Extract each line of the material that follows exactly and omit its pictures.

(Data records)
- - -
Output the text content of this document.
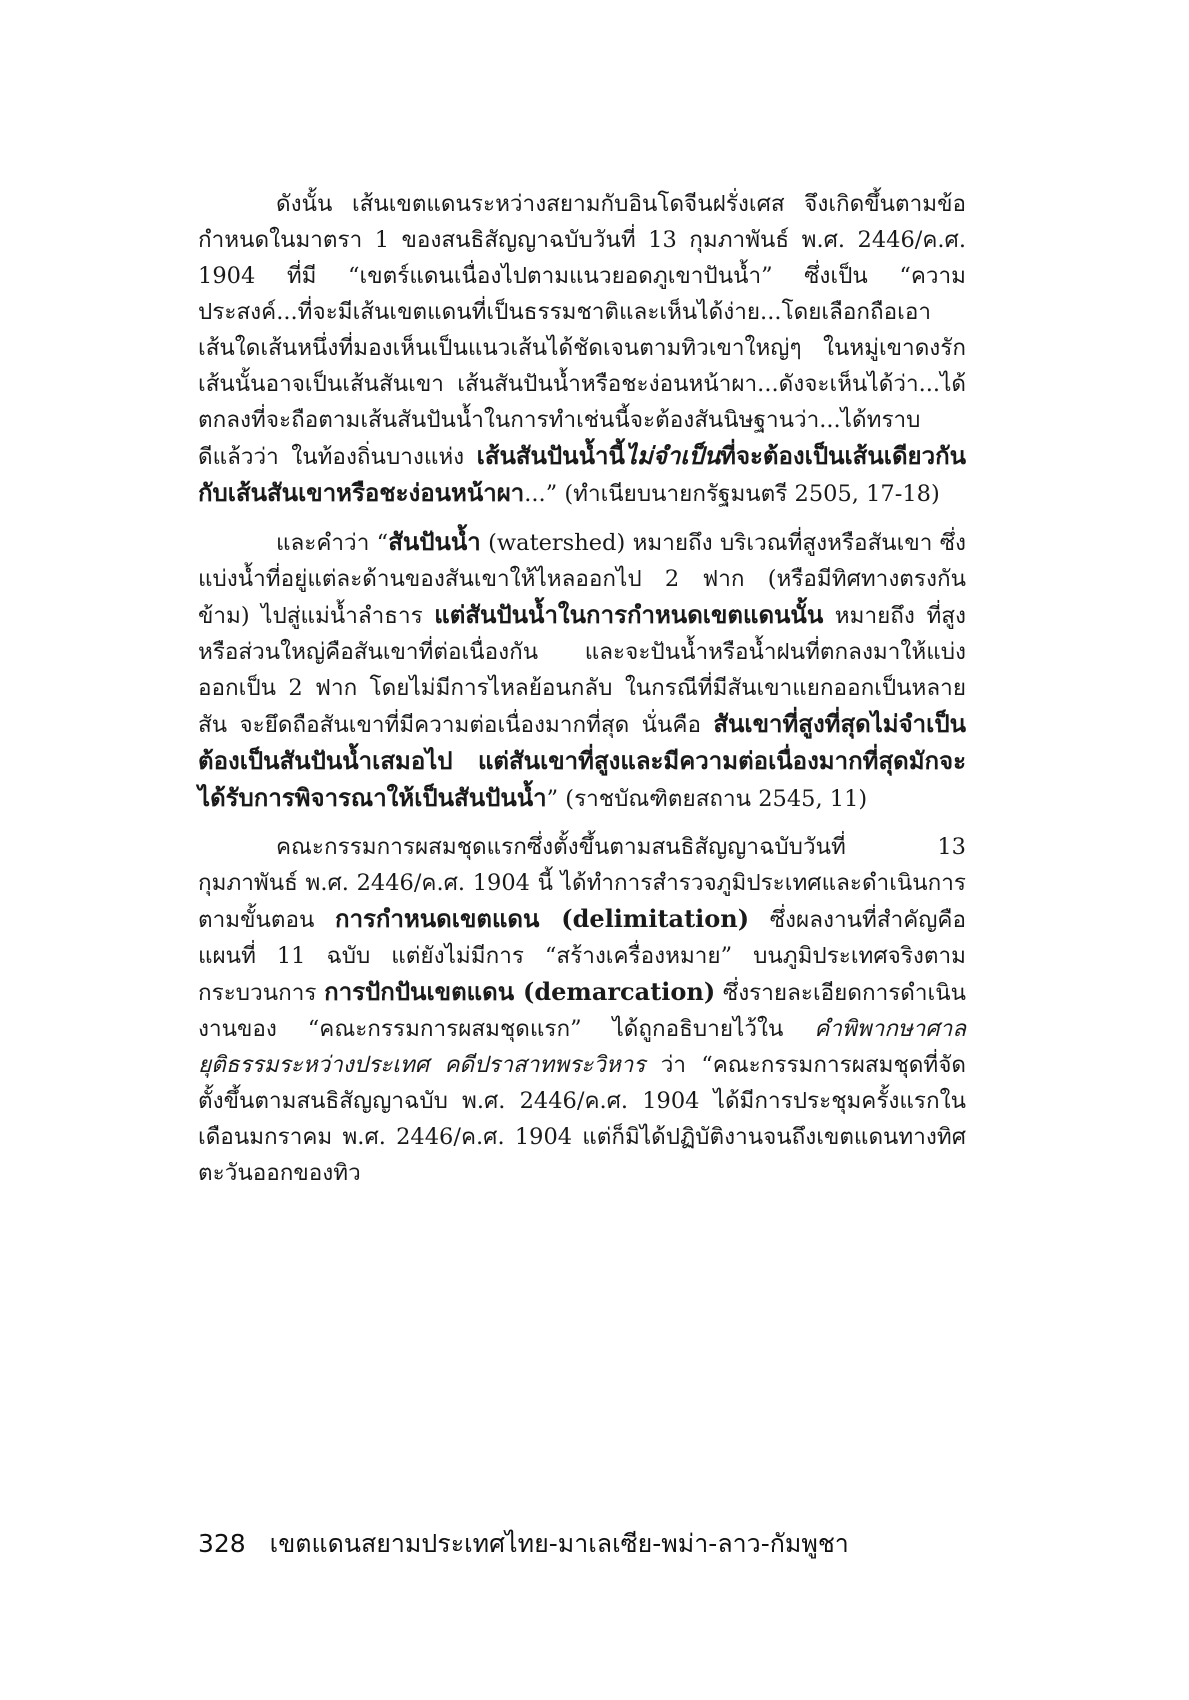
ดังนั้น เส้นเขตแดนระหว่างสยามกับอินโดจีนฝรั่งเศส จึงเกิดขึ้นตามข้อกำหนดในมาตรา 1 ของสนธิสัญญาฉบับวันที่ 13 กุมภาพันธ์ พ.ศ. 2446/ค.ศ. 1904 ที่มี “เขตร์แดนเนื่องไปตามแนวยอดภูเขาปันน้ำ” ซึ่งเป็น “ความประสงค์...ที่จะมีเส้นเขตแดนที่เป็นธรรมชาติและเห็นได้ง่าย...โดยเลือกถือเอาเส้นใดเส้นหนึ่งที่มองเห็นเป็นแนวเส้นได้ชัดเจนตามทิวเขาใหญ่ๆ ในหมู่เขาดงรัก เส้นนั้นอาจเป็นเส้นสันเขา เส้นสันปันน้ำหรือชะง่อนหน้าผา...ดังจะเห็นได้ว่า...ได้ตกลงที่จะถือตามเส้นสันปันน้ำในการทำเช่นนี้จะต้องสันนิษฐานว่า...ได้ทราบดีแล้วว่า ในท้องถิ่นบางแห่ง เส้นสันปันน้ำนี้ไม่จำเป็นที่จะต้องเป็นเส้นเดียวกันกับเส้นสันเขาหรือชะง่อนหน้าผา...” (ทำเนียบนายกรัฐมนตรี 2505, 17-18)

และคำว่า “สันปันน้ำ (watershed) หมายถึง บริเวณที่สูงหรือสันเขา ซึ่งแบ่งน้ำที่อยู่แต่ละด้านของสันเขาให้ไหลออกไป 2 ฟาก (หรือมีทิศทางตรงกันข้าม) ไปสู่แม่น้ำลำธาร แต่สันปันน้ำในการกำหนดเขตแดนนั้น หมายถึง ที่สูงหรือส่วนใหญ่คือสันเขาที่ต่อเนื่องกัน และจะปันน้ำหรือน้ำฝนที่ตกลงมาให้แบ่งออกเป็น 2 ฟาก โดยไม่มีการไหลย้อนกลับ ในกรณีที่มีสันเขาแยกออกเป็นหลายสัน จะยึดถือสันเขาที่มีความต่อเนื่องมากที่สุด นั่นคือ สันเขาที่สูงที่สุดไม่จำเป็นต้องเป็นสันปันน้ำเสมอไป แต่สันเขาที่สูงและมีความต่อเนื่องมากที่สุดมักจะได้รับการพิจารณาให้เป็นสันปันน้ำ” (ราชบัณฑิตยสถาน 2545, 11)

คณะกรรมการผสมชุดแรกซึ่งตั้งขึ้นตามสนธิสัญญาฉบับวันที่ 13 กุมภาพันธ์ พ.ศ. 2446/ค.ศ. 1904 นี้ ได้ทำการสำรวจภูมิประเทศและดำเนินการตามขั้นตอน การกำหนดเขตแดน (delimitation) ซึ่งผลงานที่สำคัญคือแผนที่ 11 ฉบับ แต่ยังไม่มีการ “สร้างเครื่องหมาย” บนภูมิประเทศจริงตามกระบวนการ การปักปันเขตแดน (demarcation) ซึ่งรายละเอียดการดำเนินงานของ “คณะกรรมการผสมชุดแรก” ได้ถูกอธิบายไว้ใน คำพิพากษาศาลยุติธรรมระหว่างประเทศ คดีปราสาทพระวิหาร ว่า “คณะกรรมการผสมชุดที่จัดตั้งขึ้นตามสนธิสัญญาฉบับ พ.ศ. 2446/ค.ศ. 1904 ได้มีการประชุมครั้งแรกในเดือนมกราคม พ.ศ. 2446/ค.ศ. 1904 แต่ก็มิได้ปฏิบัติงานจนถึงเขตแดนทางทิศตะวันออกของทิว

328 เขตแดนสยามประเทศไทย-มาเลเซีย-พม่า-ลาว-กัมพูชา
- - -
**Written response:**
Output the text content of this document.
ดังนั้น เส้นเขตแดนระหว่างสยามกับอินโดจีนฝรั่งเศส จึงเกิดขึ้นตามข้อกำหนดในมาตรา 1 ของสนธิสัญญาฉบับวันที่ 13 กุมภาพันธ์ พ.ศ. 2446/ค.ศ. 1904 ที่มี “เขตร์แดนเนื่องไปตามแนวยอดภูเขาปันน้ำ” ซึ่งเป็น “ความประสงค์...ที่จะมีเส้นเขตแดนที่เป็นธรรมชาติและเห็นได้ง่าย...โดยเลือกถือเอาเส้นใดเส้นหนึ่งที่มองเห็นเป็นแนวเส้นได้ชัดเจนตามทิวเขาใหญ่ๆ ในหมู่เขาดงรัก เส้นนั้นอาจเป็นเส้นสันเขา เส้นสันปันน้ำหรือชะง่อนหน้าผา...ดังจะเห็นได้ว่า...ได้ตกลงที่จะถือตามเส้นสันปันน้ำในการทำเช่นนี้จะต้องสันนิษฐานว่า...ได้ทราบดีแล้วว่า ในท้องถิ่นบางแห่ง เส้นสันปันน้ำนี้ไม่จำเป็นที่จะต้องเป็นเส้นเดียวกันกับเส้นสันเขาหรือชะง่อนหน้าผา...” (ทำเนียบนายกรัฐมนตรี 2505, 17-18)

และคำว่า “สันปันน้ำ (watershed) หมายถึง บริเวณที่สูงหรือสันเขา ซึ่งแบ่งน้ำที่อยู่แต่ละด้านของสันเขาให้ไหลออกไป 2 ฟาก (หรือมีทิศทางตรงกันข้าม) ไปสู่แม่น้ำลำธาร แต่สันปันน้ำในการกำหนดเขตแดนนั้น หมายถึง ที่สูงหรือส่วนใหญ่คือสันเขาที่ต่อเนื่องกัน และจะปันน้ำหรือน้ำฝนที่ตกลงมาให้แบ่งออกเป็น 2 ฟาก โดยไม่มีการไหลย้อนกลับ ในกรณีที่มีสันเขาแยกออกเป็นหลายสัน จะยึดถือสันเขาที่มีความต่อเนื่องมากที่สุด นั่นคือ สันเขาที่สูงที่สุดไม่จำเป็นต้องเป็นสันปันน้ำเสมอไป แต่สันเขาที่สูงและมีความต่อเนื่องมากที่สุดมักจะได้รับการพิจารณาให้เป็นสันปันน้ำ” (ราชบัณฑิตยสถาน 2545, 11)

คณะกรรมการผสมชุดแรกซึ่งตั้งขึ้นตามสนธิสัญญาฉบับวันที่ 13 กุมภาพันธ์ พ.ศ. 2446/ค.ศ. 1904 นี้ ได้ทำการสำรวจภูมิประเทศและดำเนินการตามขั้นตอน การกำหนดเขตแดน (delimitation) ซึ่งผลงานที่สำคัญคือแผนที่ 11 ฉบับ แต่ยังไม่มีการ “สร้างเครื่องหมาย” บนภูมิประเทศจริงตามกระบวนการ การปักปันเขตแดน (demarcation) ซึ่งรายละเอียดการดำเนินงานของ “คณะกรรมการผสมชุดแรก” ได้ถูกอธิบายไว้ใน คำพิพากษาศาลยุติธรรมระหว่างประเทศ คดีปราสาทพระวิหาร ว่า “คณะกรรมการผสมชุดที่จัดตั้งขึ้นตามสนธิสัญญาฉบับ พ.ศ. 2446/ค.ศ. 1904 ได้มีการประชุมครั้งแรกในเดือนมกราคม พ.ศ. 2446/ค.ศ. 1904 แต่ก็มิได้ปฏิบัติงานจนถึงเขตแดนทางทิศตะวันออกของทิว

328 เขตแดนสยามประเทศไทย-มาเลเซีย-พม่า-ลาว-กัมพูชา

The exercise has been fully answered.